Tasks for this exercise:
[A] Which classes from org.tensorflow.ndarray or its subpackages does the code in the TensorFlow memory leak thread import?
[B] Continue the TensorFlow memory leak thread from its final post.

Given text:
****
Code to reproduce the issue

import java.util.Random;
import org.tensorflow.ConcreteFunction;
import org.tensorflow.Signature;
import org.tensorflow.ndarray.Shape;
import org.tensorflow.ndarray.buffer.DataBuffer;
import org.tensorflow.ndarray.buffer.DataBuffers;
import org.tensorflow.ndarray.buffer.FloatDataBuffer;
import org.tensorflow.op.Ops;
import org.tensorflow.op.core.Placeholder;
import org.tensorflow.op.io.SerializeTensor;
import org.tensorflow.types.TFloat32;
import org.tensorflow.types.TString;

public class MemoryLeakTest {

  public static Signature serializeTensor(Ops tf) {
    Placeholder<TFloat32> input = tf.placeholder(TFloat32.class);
    SerializeTensor output = tf.io.serializeTensor(input);
    return Signature.builder().input("tensor", input).output("out", output).build();
  }

  public static void main(String[] args) {

    ConcreteFunction function = ConcreteFunction.create(MemoryLeakTest::serializeTensor);

    Random random = new Random(0);

    //run same operation for many tensors
    for (int loop = 0; loop < 10000; loop++) {

      //generate some tensor
      float[] arr = new float[512 * 512 * 512];
      for (int i = 0; i < arr.length; i++) {
        arr[i] = random.nextFloat();
      }
      FloatDataBuffer buf = DataBuffers.of(arr);
      TFloat32 inputTensor = TFloat32.tensorOf(Shape.of(512, 512, 512), buf);

      //serialize tensor
      TString outputTensor = (TString) function.call(inputTensor);
      DataBuffer<byte[]> outputBuffer = DataBuffers.ofObjects(byte[].class, 1);
      outputTensor.asBytes().read(outputBuffer);
      byte[] serialized = outputBuffer.getObject(0);

      System.out.println("Generated serialized tensor with " + serialized.length + " bytes");

      //close tensors
      inputTensor.close();
      outputTensor.close();
    }

    //close function in the end
    function.close();
  }

}

[Craigacp]

I think the example looks ok. Can you take a heap dump with VisualVM and see what Java objects it's allocating?

[lucaro]

VisualVM shows no exceptionally high memory usage, remaining stable over time:

The largest memory use within the JVM is generated by the expected arrays:

At the time I took this snapshot, Windows reported over 60GB in use by that process:

On my machine, this example leaks roughly 10GB of memory per minute.

[karllessard]

Just out of curiosity @lucaro , what happens if you don't copy the tensor values to a byte array but simple access the string in the tensor like this?
****
[Layout element annotations]
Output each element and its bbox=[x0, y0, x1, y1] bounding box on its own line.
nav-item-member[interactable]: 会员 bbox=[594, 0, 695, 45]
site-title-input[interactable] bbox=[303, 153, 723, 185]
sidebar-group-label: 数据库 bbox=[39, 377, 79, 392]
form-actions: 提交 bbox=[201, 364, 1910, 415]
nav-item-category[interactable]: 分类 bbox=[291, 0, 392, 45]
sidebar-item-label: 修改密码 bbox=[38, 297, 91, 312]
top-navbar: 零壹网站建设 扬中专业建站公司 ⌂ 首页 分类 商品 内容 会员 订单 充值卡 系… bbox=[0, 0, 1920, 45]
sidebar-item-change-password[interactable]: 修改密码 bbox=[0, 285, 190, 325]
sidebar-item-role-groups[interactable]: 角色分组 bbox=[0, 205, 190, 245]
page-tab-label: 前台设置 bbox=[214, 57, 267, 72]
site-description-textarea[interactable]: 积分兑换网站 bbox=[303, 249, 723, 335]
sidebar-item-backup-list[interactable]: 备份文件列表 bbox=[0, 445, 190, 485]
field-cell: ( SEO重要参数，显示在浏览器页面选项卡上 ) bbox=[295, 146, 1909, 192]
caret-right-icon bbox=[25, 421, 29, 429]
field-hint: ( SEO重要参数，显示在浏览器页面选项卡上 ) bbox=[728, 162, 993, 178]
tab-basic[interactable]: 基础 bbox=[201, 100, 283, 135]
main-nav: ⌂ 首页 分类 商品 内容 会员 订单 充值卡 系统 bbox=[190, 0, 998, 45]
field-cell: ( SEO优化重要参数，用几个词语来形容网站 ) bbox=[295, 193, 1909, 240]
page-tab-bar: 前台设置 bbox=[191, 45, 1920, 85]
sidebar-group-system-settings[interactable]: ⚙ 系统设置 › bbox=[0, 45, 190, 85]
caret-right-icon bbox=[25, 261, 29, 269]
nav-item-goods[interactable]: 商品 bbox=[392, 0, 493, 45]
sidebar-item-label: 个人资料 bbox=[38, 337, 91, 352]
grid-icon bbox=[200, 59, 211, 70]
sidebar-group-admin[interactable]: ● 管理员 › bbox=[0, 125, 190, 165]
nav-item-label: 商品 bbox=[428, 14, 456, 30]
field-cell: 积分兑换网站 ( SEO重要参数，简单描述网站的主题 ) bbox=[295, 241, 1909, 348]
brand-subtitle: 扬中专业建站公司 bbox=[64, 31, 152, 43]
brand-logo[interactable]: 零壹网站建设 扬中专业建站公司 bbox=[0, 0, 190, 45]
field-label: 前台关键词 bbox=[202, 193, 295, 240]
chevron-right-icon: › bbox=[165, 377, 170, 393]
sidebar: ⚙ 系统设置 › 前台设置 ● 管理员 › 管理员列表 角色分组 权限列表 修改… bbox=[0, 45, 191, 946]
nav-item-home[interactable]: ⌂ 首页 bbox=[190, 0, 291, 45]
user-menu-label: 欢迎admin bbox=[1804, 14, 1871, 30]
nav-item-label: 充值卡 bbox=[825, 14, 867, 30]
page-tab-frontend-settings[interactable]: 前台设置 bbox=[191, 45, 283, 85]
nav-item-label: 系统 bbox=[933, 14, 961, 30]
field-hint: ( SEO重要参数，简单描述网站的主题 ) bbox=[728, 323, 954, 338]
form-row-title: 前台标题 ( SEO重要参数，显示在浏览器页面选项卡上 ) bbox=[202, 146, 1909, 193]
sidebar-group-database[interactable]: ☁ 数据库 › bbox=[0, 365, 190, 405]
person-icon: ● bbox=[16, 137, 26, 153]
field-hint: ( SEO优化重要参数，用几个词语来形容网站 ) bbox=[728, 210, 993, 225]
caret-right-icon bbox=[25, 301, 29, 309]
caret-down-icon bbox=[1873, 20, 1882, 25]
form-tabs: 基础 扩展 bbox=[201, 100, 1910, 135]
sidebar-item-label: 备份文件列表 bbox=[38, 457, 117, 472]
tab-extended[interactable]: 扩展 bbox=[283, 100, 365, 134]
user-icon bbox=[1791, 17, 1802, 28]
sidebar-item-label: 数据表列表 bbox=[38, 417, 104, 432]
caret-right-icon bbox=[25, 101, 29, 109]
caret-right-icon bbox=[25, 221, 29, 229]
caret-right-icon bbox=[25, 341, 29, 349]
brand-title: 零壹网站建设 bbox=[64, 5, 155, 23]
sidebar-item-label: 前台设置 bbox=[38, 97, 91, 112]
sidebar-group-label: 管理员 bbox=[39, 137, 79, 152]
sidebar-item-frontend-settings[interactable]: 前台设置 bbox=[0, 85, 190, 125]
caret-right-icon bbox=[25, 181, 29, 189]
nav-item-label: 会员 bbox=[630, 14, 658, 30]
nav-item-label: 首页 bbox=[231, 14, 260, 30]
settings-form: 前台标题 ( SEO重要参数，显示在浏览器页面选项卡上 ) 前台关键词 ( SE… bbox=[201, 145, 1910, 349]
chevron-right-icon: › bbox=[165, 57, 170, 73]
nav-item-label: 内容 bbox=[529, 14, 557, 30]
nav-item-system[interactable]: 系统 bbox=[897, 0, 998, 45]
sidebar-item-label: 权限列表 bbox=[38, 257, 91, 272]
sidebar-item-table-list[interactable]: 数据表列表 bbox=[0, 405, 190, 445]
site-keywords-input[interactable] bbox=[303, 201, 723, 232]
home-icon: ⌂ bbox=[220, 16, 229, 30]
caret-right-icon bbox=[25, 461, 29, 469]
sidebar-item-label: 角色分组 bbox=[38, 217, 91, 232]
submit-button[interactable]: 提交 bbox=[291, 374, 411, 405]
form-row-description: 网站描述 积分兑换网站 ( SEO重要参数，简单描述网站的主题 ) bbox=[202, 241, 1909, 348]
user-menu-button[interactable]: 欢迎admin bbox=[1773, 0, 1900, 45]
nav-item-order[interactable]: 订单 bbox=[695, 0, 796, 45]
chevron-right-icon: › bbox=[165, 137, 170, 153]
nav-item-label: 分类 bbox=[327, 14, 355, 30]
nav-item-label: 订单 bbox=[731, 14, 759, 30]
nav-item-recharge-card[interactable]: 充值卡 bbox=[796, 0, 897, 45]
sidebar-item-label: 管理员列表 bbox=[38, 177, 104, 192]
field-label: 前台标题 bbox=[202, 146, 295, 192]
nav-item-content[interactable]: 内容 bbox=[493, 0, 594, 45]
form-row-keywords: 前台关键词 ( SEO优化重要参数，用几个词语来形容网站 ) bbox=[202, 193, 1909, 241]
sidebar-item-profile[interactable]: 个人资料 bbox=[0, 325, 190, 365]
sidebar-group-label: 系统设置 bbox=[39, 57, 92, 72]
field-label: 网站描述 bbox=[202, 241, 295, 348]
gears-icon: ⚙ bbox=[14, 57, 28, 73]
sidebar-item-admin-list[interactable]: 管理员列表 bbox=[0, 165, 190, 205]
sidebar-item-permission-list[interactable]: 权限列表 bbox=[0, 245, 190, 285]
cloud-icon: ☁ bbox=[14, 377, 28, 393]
****
Answers to the exercises:
[A] Shape, DataBuffer, DataBuffers, FloatDataBuffer

[B]
            TString outputTensor = (TString) function.call(inputTensor);
            String serialized = outputTensor.getObject();

            System.out.println("Generated serialized tensor with " + serialized.length() + " bytes");

Just want to narrow down the possible source of leakage

[karllessard]

Also, if that may unblock you until we find the problem, you can build a TensorProto directly instead of invoking tf.io.serializeTensor

[lucaro]

Getting the String rather than the byte[] doesn't change anything with respect to the leakage.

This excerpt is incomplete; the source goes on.